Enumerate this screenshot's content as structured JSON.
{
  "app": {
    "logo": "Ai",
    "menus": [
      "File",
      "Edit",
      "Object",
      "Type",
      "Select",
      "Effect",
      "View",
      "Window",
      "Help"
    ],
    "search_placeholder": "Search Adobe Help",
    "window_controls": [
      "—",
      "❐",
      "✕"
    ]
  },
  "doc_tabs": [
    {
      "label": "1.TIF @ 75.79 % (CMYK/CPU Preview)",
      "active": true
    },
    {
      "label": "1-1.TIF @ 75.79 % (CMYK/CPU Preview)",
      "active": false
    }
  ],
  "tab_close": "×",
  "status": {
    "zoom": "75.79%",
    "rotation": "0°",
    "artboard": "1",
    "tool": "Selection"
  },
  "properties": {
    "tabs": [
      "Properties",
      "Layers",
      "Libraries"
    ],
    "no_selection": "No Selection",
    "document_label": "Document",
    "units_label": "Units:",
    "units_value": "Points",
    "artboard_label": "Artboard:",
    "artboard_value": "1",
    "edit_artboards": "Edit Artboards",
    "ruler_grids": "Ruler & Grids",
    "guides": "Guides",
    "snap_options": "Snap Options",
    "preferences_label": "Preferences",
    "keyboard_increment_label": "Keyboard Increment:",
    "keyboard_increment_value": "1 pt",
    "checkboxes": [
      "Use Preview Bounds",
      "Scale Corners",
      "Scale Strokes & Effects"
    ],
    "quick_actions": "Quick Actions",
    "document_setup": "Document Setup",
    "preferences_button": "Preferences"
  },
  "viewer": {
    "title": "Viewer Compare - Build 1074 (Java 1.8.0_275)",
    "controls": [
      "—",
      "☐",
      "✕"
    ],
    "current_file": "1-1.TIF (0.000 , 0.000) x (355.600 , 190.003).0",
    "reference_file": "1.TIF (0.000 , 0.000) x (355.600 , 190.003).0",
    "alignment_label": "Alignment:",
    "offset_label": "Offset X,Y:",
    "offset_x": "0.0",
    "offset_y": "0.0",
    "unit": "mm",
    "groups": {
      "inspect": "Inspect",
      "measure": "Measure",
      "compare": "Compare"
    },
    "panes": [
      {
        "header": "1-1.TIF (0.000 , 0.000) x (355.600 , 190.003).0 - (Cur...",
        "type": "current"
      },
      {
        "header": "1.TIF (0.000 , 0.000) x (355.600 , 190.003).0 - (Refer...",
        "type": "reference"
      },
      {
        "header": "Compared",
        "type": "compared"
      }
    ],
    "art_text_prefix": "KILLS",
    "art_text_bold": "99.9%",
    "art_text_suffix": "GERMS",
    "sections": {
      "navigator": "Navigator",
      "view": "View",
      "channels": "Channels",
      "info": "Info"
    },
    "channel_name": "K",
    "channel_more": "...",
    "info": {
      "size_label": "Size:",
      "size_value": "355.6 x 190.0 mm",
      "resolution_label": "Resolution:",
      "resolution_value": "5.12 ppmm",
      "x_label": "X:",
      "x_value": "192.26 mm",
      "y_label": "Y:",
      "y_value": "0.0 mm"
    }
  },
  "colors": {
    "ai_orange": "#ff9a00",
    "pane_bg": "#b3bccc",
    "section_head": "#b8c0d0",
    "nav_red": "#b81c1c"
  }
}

______________________________

Copy each record from above without leaving any out.

EXERCISE RESULT ▸
Enumerate this screenshot's content as structured JSON.
{
  "app": {
    "logo": "Ai",
    "menus": [
      "File",
      "Edit",
      "Object",
      "Type",
      "Select",
      "Effect",
      "View",
      "Window",
      "Help"
    ],
    "search_placeholder": "Search Adobe Help",
    "window_controls": [
      "—",
      "❐",
      "✕"
    ]
  },
  "doc_tabs": [
    {
      "label": "1.TIF @ 75.79 % (CMYK/CPU Preview)",
      "active": true
    },
    {
      "label": "1-1.TIF @ 75.79 % (CMYK/CPU Preview)",
      "active": false
    }
  ],
  "tab_close": "×",
  "status": {
    "zoom": "75.79%",
    "rotation": "0°",
    "artboard": "1",
    "tool": "Selection"
  },
  "properties": {
    "tabs": [
      "Properties",
      "Layers",
      "Libraries"
    ],
    "no_selection": "No Selection",
    "document_label": "Document",
    "units_label": "Units:",
    "units_value": "Points",
    "artboard_label": "Artboard:",
    "artboard_value": "1",
    "edit_artboards": "Edit Artboards",
    "ruler_grids": "Ruler & Grids",
    "guides": "Guides",
    "snap_options": "Snap Options",
    "preferences_label": "Preferences",
    "keyboard_increment_label": "Keyboard Increment:",
    "keyboard_increment_value": "1 pt",
    "checkboxes": [
      "Use Preview Bounds",
      "Scale Corners",
      "Scale Strokes & Effects"
    ],
    "quick_actions": "Quick Actions",
    "document_setup": "Document Setup",
    "preferences_button": "Preferences"
  },
  "viewer": {
    "title": "Viewer Compare - Build 1074 (Java 1.8.0_275)",
    "controls": [
      "—",
      "☐",
      "✕"
    ],
    "current_file": "1-1.TIF (0.000 , 0.000) x (355.600 , 190.003).0",
    "reference_file": "1.TIF (0.000 , 0.000) x (355.600 , 190.003).0",
    "alignment_label": "Alignment:",
    "offset_label": "Offset X,Y:",
    "offset_x": "0.0",
    "offset_y": "0.0",
    "unit": "mm",
    "groups": {
      "inspect": "Inspect",
      "measure": "Measure",
      "compare": "Compare"
    },
    "panes": [
      {
        "header": "1-1.TIF (0.000 , 0.000) x (355.600 , 190.003).0 - (Cur...",
        "type": "current"
      },
      {
        "header": "1.TIF (0.000 , 0.000) x (355.600 , 190.003).0 - (Refer...",
        "type": "reference"
      },
      {
        "header": "Compared",
        "type": "compared"
      }
    ],
    "art_text_prefix": "KILLS",
    "art_text_bold": "99.9%",
    "art_text_suffix": "GERMS",
    "sections": {
      "navigator": "Navigator",
      "view": "View",
      "channels": "Channels",
      "info": "Info"
    },
    "channel_name": "K",
    "channel_more": "...",
    "info": {
      "size_label": "Size:",
      "size_value": "355.6 x 190.0 mm",
      "resolution_label": "Resolution:",
      "resolution_value": "5.12 ppmm",
      "x_label": "X:",
      "x_value": "192.26 mm",
      "y_label": "Y:",
      "y_value": "0.0 mm"
    }
  },
  "colors": {
    "ai_orange": "#ff9a00",
    "pane_bg": "#b3bccc",
    "section_head": "#b8c0d0",
    "nav_red": "#b81c1c"
  }
}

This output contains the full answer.